◆ Task requirements: Skip the pictures. Repeat everything else in the records word for word.
★ ★ ★ ★ ★ ★ ★
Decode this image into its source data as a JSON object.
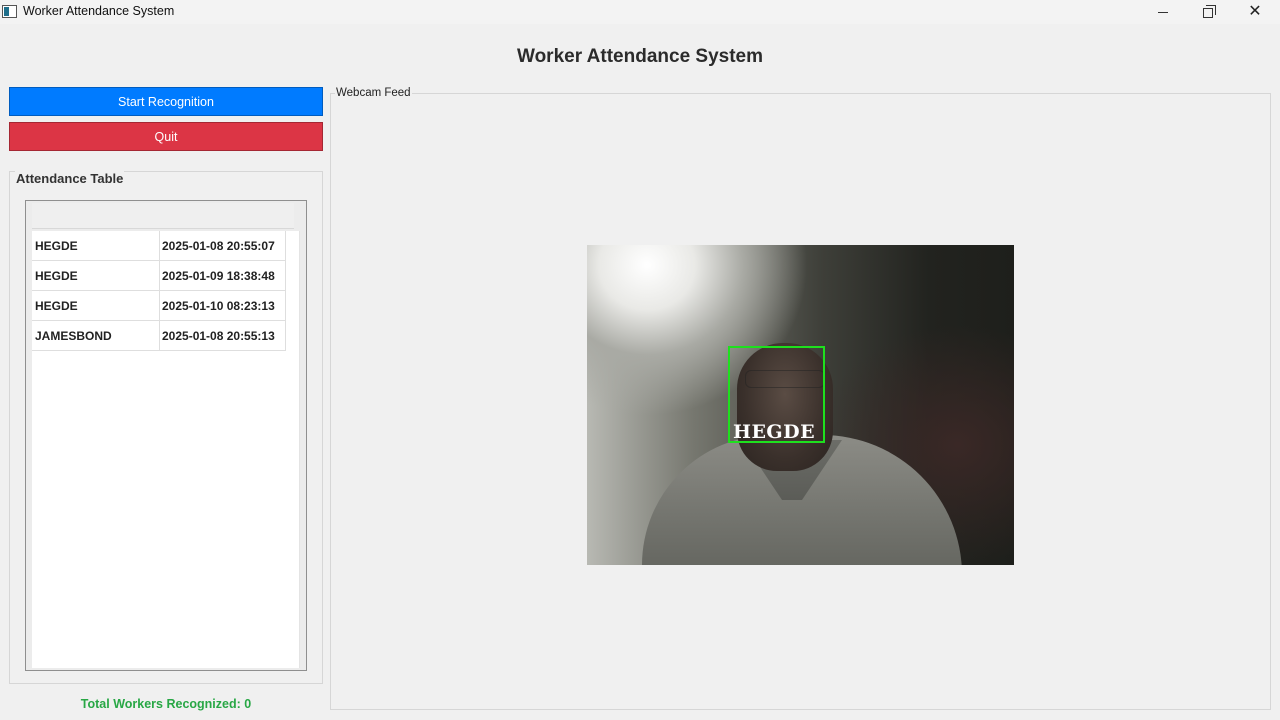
{
  "window": {
    "title": "Worker Attendance System",
    "controls": {
      "minimize": "minimize",
      "maximize": "maximize",
      "close": "✕"
    }
  },
  "header": {
    "title": "Worker Attendance System"
  },
  "buttons": {
    "start_label": "Start Recognition",
    "quit_label": "Quit",
    "start_color": "#007bff",
    "quit_color": "#dc3545"
  },
  "attendance": {
    "group_title": "Attendance Table",
    "rows": [
      {
        "name": "HEGDE",
        "time": "2025-01-08 20:55:07"
      },
      {
        "name": "HEGDE",
        "time": "2025-01-09 18:38:48"
      },
      {
        "name": "HEGDE",
        "time": "2025-01-10 08:23:13"
      },
      {
        "name": "JAMESBOND",
        "time": "2025-01-08 20:55:13"
      }
    ],
    "total_text": "Total Workers Recognized: 0",
    "total_color": "#28a745"
  },
  "webcam": {
    "group_title": "Webcam Feed",
    "detected_label": "HEGDE",
    "box_color": "#1ee01e"
  }
}
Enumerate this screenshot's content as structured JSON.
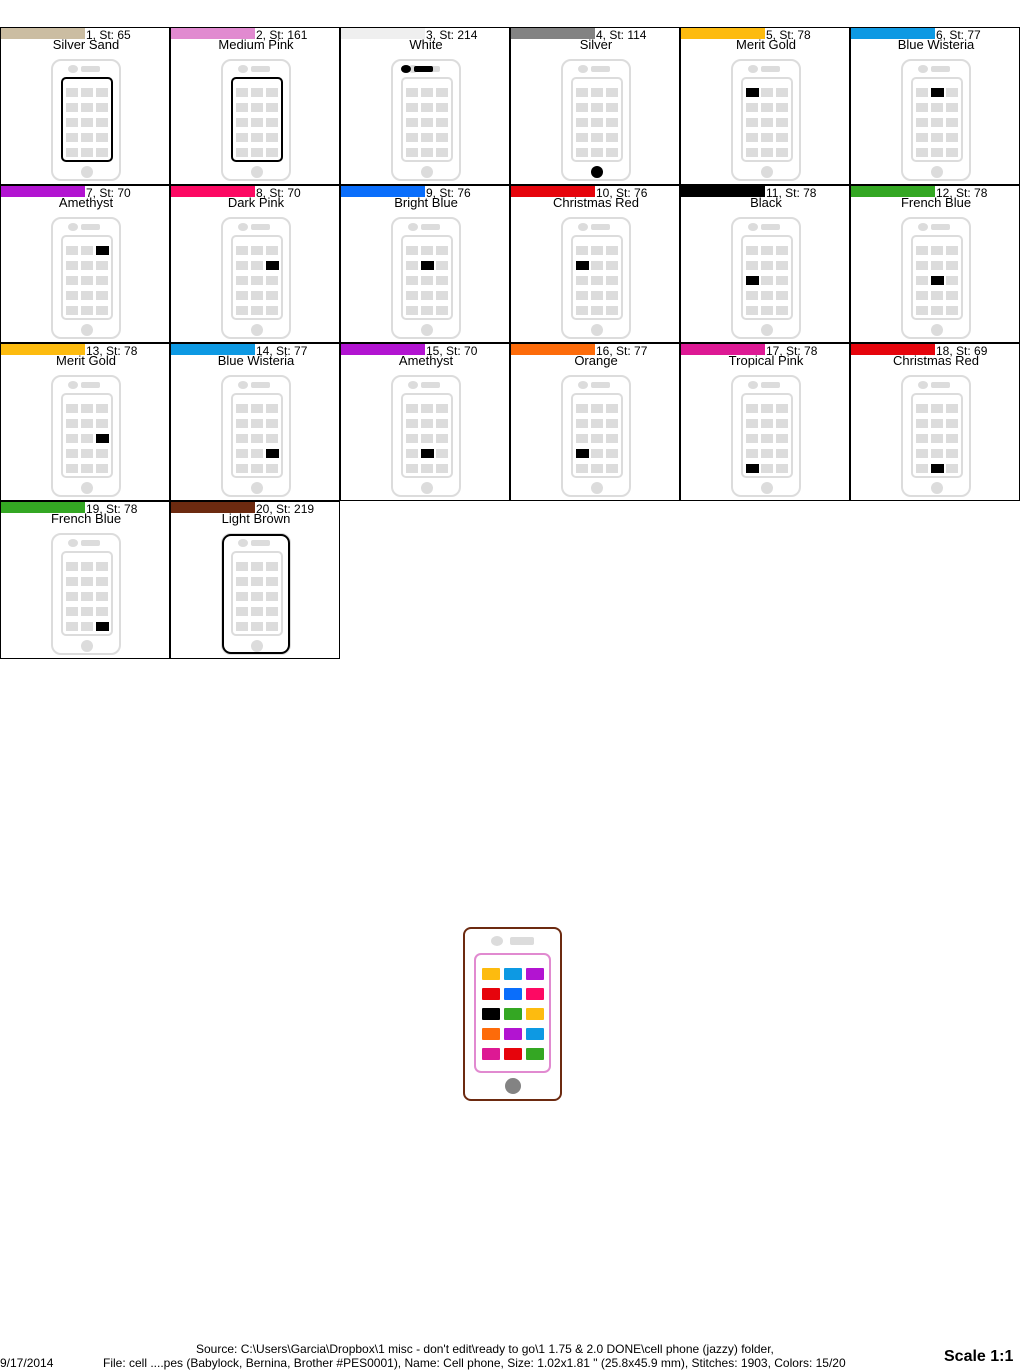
★ ★ ★ ★ ★ ★ ★
◆ Solution to this exercise:
Decode this image into its source data as a JSON object.
{
  "window": {
    "title": "Worker Attendance System",
    "controls": {
      "minimize": "minimize",
      "maximize": "maximize",
      "close": "✕"
    }
  },
  "header": {
    "title": "Worker Attendance System"
  },
  "buttons": {
    "start_label": "Start Recognition",
    "quit_label": "Quit",
    "start_color": "#007bff",
    "quit_color": "#dc3545"
  },
  "attendance": {
    "group_title": "Attendance Table",
    "rows": [
      {
        "name": "HEGDE",
        "time": "2025-01-08 20:55:07"
      },
      {
        "name": "HEGDE",
        "time": "2025-01-09 18:38:48"
      },
      {
        "name": "HEGDE",
        "time": "2025-01-10 08:23:13"
      },
      {
        "name": "JAMESBOND",
        "time": "2025-01-08 20:55:13"
      }
    ],
    "total_text": "Total Workers Recognized: 0",
    "total_color": "#28a745"
  },
  "webcam": {
    "group_title": "Webcam Feed",
    "detected_label": "HEGDE",
    "box_color": "#1ee01e"
  }
}
Enumerate this screenshot's content as structured JSON.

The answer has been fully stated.